Collected data:
** START **

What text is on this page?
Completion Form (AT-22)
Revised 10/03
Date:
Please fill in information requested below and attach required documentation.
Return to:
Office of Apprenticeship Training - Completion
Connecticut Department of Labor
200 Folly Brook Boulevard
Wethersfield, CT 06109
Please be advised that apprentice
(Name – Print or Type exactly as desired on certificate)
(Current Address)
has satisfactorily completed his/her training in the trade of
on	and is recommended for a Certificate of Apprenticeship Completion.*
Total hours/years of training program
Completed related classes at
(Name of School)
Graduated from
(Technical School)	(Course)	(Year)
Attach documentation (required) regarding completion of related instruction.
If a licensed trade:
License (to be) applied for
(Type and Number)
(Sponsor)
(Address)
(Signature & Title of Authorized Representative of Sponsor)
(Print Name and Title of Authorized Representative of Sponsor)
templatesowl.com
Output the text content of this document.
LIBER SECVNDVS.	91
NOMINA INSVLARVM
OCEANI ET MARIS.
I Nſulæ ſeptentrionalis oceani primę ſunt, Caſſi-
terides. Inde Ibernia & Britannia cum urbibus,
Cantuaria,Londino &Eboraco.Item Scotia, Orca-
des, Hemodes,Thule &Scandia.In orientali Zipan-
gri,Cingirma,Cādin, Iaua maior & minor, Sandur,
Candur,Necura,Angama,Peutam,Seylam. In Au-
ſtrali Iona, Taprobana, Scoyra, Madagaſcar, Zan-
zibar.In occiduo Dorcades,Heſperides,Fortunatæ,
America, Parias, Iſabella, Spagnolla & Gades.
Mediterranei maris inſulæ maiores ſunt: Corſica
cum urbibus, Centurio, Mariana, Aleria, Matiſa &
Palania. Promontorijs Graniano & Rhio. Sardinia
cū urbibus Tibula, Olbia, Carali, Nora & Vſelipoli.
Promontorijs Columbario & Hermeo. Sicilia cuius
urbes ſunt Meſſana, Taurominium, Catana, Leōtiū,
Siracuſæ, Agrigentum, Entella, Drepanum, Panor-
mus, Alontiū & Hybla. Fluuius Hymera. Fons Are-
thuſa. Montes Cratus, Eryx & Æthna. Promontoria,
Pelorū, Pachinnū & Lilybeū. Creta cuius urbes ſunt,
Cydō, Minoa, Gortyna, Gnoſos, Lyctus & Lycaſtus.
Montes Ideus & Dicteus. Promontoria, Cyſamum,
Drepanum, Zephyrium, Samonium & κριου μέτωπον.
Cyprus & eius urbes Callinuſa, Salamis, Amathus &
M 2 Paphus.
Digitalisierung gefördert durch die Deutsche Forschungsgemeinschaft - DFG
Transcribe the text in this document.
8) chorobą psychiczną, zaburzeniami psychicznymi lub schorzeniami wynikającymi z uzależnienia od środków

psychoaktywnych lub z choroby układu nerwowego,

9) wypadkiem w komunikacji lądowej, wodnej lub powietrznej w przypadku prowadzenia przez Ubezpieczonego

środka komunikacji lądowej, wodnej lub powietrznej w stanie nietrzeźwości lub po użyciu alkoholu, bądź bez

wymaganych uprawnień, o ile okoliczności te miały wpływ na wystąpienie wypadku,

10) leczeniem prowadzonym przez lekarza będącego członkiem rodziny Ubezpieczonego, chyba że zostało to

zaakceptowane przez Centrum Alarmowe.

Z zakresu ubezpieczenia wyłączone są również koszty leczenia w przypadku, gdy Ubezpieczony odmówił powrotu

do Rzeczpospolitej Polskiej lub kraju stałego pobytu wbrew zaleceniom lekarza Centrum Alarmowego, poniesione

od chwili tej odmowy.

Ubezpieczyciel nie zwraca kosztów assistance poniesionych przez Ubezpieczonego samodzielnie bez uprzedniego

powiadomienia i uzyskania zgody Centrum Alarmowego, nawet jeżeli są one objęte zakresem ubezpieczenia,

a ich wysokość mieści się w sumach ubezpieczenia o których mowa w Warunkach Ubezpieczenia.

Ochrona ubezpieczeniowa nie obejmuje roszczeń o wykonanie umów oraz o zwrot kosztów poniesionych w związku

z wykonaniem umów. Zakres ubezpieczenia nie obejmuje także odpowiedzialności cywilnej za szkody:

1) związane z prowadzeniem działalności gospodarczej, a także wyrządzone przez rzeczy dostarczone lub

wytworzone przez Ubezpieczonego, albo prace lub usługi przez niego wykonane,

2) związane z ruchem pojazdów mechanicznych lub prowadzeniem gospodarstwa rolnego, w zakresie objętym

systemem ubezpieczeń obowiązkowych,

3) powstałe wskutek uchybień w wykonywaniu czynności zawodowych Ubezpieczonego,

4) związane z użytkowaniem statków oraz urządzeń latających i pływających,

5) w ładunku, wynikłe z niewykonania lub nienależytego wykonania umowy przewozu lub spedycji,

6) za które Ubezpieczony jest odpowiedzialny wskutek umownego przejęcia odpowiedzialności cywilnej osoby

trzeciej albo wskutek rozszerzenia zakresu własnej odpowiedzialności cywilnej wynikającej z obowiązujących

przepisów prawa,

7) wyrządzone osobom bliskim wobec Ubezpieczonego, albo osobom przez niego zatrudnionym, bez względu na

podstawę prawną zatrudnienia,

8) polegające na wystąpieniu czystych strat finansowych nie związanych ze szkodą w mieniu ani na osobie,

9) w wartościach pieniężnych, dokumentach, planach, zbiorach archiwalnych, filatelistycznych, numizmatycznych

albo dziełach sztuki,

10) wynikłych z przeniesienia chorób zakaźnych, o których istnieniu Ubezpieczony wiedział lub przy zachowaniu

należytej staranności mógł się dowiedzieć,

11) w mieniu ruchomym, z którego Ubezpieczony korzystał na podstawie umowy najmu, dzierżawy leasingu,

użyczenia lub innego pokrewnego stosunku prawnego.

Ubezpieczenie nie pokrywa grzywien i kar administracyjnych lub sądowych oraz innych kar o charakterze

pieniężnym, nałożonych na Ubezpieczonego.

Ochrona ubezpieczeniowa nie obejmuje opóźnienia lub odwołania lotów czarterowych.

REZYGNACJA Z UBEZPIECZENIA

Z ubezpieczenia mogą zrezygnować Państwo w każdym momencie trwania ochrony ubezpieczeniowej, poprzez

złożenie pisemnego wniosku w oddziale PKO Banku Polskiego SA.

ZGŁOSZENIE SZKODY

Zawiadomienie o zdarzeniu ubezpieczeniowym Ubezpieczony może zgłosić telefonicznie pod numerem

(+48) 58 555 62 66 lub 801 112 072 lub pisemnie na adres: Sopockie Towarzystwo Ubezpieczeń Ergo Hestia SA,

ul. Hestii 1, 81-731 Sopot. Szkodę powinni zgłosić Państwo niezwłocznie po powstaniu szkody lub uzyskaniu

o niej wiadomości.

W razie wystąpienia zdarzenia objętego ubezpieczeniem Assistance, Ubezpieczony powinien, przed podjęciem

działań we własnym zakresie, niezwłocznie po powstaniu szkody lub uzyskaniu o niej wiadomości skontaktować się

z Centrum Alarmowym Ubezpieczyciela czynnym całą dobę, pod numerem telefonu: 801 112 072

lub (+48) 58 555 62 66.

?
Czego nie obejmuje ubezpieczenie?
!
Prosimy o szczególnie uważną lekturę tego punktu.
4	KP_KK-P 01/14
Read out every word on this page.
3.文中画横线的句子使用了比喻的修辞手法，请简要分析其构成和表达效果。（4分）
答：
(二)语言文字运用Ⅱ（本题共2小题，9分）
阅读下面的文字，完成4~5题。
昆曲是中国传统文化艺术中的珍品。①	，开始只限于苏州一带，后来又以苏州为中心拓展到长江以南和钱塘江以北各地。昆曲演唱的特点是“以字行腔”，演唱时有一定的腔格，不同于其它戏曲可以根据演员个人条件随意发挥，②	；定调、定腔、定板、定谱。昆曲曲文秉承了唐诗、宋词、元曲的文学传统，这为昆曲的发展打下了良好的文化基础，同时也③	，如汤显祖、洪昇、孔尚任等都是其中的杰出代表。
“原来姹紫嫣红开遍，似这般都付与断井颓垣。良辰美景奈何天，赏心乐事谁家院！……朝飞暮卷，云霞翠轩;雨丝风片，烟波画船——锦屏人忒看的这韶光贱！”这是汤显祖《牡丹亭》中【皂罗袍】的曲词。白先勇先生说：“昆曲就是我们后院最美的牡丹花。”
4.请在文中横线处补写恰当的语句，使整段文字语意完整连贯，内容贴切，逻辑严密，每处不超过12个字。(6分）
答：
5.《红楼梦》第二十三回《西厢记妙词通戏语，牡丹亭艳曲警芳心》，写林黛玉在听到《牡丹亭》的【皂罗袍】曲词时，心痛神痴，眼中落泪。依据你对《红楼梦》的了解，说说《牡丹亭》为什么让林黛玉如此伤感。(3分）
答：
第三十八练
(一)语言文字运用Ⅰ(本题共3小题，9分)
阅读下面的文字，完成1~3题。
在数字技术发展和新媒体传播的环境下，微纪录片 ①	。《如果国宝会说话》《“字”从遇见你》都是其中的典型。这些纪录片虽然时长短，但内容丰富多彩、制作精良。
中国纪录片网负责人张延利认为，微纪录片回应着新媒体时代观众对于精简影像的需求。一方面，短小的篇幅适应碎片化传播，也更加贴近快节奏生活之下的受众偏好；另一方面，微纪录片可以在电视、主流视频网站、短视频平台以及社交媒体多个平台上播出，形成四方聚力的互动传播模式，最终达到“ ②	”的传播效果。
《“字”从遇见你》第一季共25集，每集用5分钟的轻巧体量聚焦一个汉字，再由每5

** END **

Task goal:
Your task is to extract the lines running from the one with "Read out every word on this page." to the end of the material, inclusive, copying each exactly and adding nothing.

Exercise result:
Read out every word on this page.
3.文中画横线的句子使用了比喻的修辞手法，请简要分析其构成和表达效果。（4分）
答：
(二)语言文字运用Ⅱ（本题共2小题，9分）
阅读下面的文字，完成4~5题。
昆曲是中国传统文化艺术中的珍品。①	，开始只限于苏州一带，后来又以苏州为中心拓展到长江以南和钱塘江以北各地。昆曲演唱的特点是“以字行腔”，演唱时有一定的腔格，不同于其它戏曲可以根据演员个人条件随意发挥，②	；定调、定腔、定板、定谱。昆曲曲文秉承了唐诗、宋词、元曲的文学传统，这为昆曲的发展打下了良好的文化基础，同时也③	，如汤显祖、洪昇、孔尚任等都是其中的杰出代表。
“原来姹紫嫣红开遍，似这般都付与断井颓垣。良辰美景奈何天，赏心乐事谁家院！……朝飞暮卷，云霞翠轩;雨丝风片，烟波画船——锦屏人忒看的这韶光贱！”这是汤显祖《牡丹亭》中【皂罗袍】的曲词。白先勇先生说：“昆曲就是我们后院最美的牡丹花。”
4.请在文中横线处补写恰当的语句，使整段文字语意完整连贯，内容贴切，逻辑严密，每处不超过12个字。(6分）
答：
5.《红楼梦》第二十三回《西厢记妙词通戏语，牡丹亭艳曲警芳心》，写林黛玉在听到《牡丹亭》的【皂罗袍】曲词时，心痛神痴，眼中落泪。依据你对《红楼梦》的了解，说说《牡丹亭》为什么让林黛玉如此伤感。(3分）
答：
第三十八练
(一)语言文字运用Ⅰ(本题共3小题，9分)
阅读下面的文字，完成1~3题。
在数字技术发展和新媒体传播的环境下，微纪录片 ①	。《如果国宝会说话》《“字”从遇见你》都是其中的典型。这些纪录片虽然时长短，但内容丰富多彩、制作精良。
中国纪录片网负责人张延利认为，微纪录片回应着新媒体时代观众对于精简影像的需求。一方面，短小的篇幅适应碎片化传播，也更加贴近快节奏生活之下的受众偏好；另一方面，微纪录片可以在电视、主流视频网站、短视频平台以及社交媒体多个平台上播出，形成四方聚力的互动传播模式，最终达到“ ②	”的传播效果。
《“字”从遇见你》第一季共25集，每集用5分钟的轻巧体量聚焦一个汉字，再由每5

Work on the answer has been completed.